Every line below must be reproduced exactly. Copy them all.

--- GIVEN DATA ---

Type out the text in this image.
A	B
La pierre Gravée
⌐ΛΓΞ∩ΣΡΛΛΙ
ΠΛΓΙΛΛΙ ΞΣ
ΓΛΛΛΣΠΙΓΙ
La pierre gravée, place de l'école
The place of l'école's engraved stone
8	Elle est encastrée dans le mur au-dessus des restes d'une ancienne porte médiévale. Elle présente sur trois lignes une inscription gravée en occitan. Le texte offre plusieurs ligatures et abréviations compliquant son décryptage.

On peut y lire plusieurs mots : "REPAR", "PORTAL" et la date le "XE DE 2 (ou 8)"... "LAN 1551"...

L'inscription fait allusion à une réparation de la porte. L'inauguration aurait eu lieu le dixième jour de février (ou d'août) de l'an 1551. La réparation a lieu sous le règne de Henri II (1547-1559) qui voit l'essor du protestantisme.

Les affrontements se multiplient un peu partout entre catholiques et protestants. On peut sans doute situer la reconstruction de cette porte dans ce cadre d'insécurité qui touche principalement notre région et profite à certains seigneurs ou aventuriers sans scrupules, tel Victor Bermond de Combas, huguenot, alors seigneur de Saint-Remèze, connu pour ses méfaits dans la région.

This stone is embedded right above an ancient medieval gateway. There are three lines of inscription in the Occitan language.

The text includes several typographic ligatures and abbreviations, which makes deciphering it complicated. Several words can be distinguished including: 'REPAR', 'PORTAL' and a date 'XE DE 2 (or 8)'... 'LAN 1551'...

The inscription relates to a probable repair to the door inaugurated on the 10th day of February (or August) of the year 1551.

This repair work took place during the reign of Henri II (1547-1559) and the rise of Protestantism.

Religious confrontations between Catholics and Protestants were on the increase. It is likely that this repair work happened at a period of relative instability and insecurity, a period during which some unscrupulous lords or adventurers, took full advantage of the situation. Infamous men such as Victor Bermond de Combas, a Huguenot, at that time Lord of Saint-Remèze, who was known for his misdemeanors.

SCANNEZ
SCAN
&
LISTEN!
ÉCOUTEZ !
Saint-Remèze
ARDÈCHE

---

# TASK RESULT
Type out the text in this image.
A	B
La pierre Gravée
⌐ΛΓΞ∩ΣΡΛΛΙ
ΠΛΓΙΛΛΙ ΞΣ
ΓΛΛΛΣΠΙΓΙ
La pierre gravée, place de l'école
The place of l'école's engraved stone
8	Elle est encastrée dans le mur au-dessus des restes d'une ancienne porte médiévale. Elle présente sur trois lignes une inscription gravée en occitan. Le texte offre plusieurs ligatures et abréviations compliquant son décryptage.

On peut y lire plusieurs mots : "REPAR", "PORTAL" et la date le "XE DE 2 (ou 8)"... "LAN 1551"...

L'inscription fait allusion à une réparation de la porte. L'inauguration aurait eu lieu le dixième jour de février (ou d'août) de l'an 1551. La réparation a lieu sous le règne de Henri II (1547-1559) qui voit l'essor du protestantisme.

Les affrontements se multiplient un peu partout entre catholiques et protestants. On peut sans doute situer la reconstruction de cette porte dans ce cadre d'insécurité qui touche principalement notre région et profite à certains seigneurs ou aventuriers sans scrupules, tel Victor Bermond de Combas, huguenot, alors seigneur de Saint-Remèze, connu pour ses méfaits dans la région.

This stone is embedded right above an ancient medieval gateway. There are three lines of inscription in the Occitan language.

The text includes several typographic ligatures and abbreviations, which makes deciphering it complicated. Several words can be distinguished including: 'REPAR', 'PORTAL' and a date 'XE DE 2 (or 8)'... 'LAN 1551'...

The inscription relates to a probable repair to the door inaugurated on the 10th day of February (or August) of the year 1551.

This repair work took place during the reign of Henri II (1547-1559) and the rise of Protestantism.

Religious confrontations between Catholics and Protestants were on the increase. It is likely that this repair work happened at a period of relative instability and insecurity, a period during which some unscrupulous lords or adventurers, took full advantage of the situation. Infamous men such as Victor Bermond de Combas, a Huguenot, at that time Lord of Saint-Remèze, who was known for his misdemeanors.

SCANNEZ
SCAN
&
LISTEN!
ÉCOUTEZ !
Saint-Remèze
ARDÈCHE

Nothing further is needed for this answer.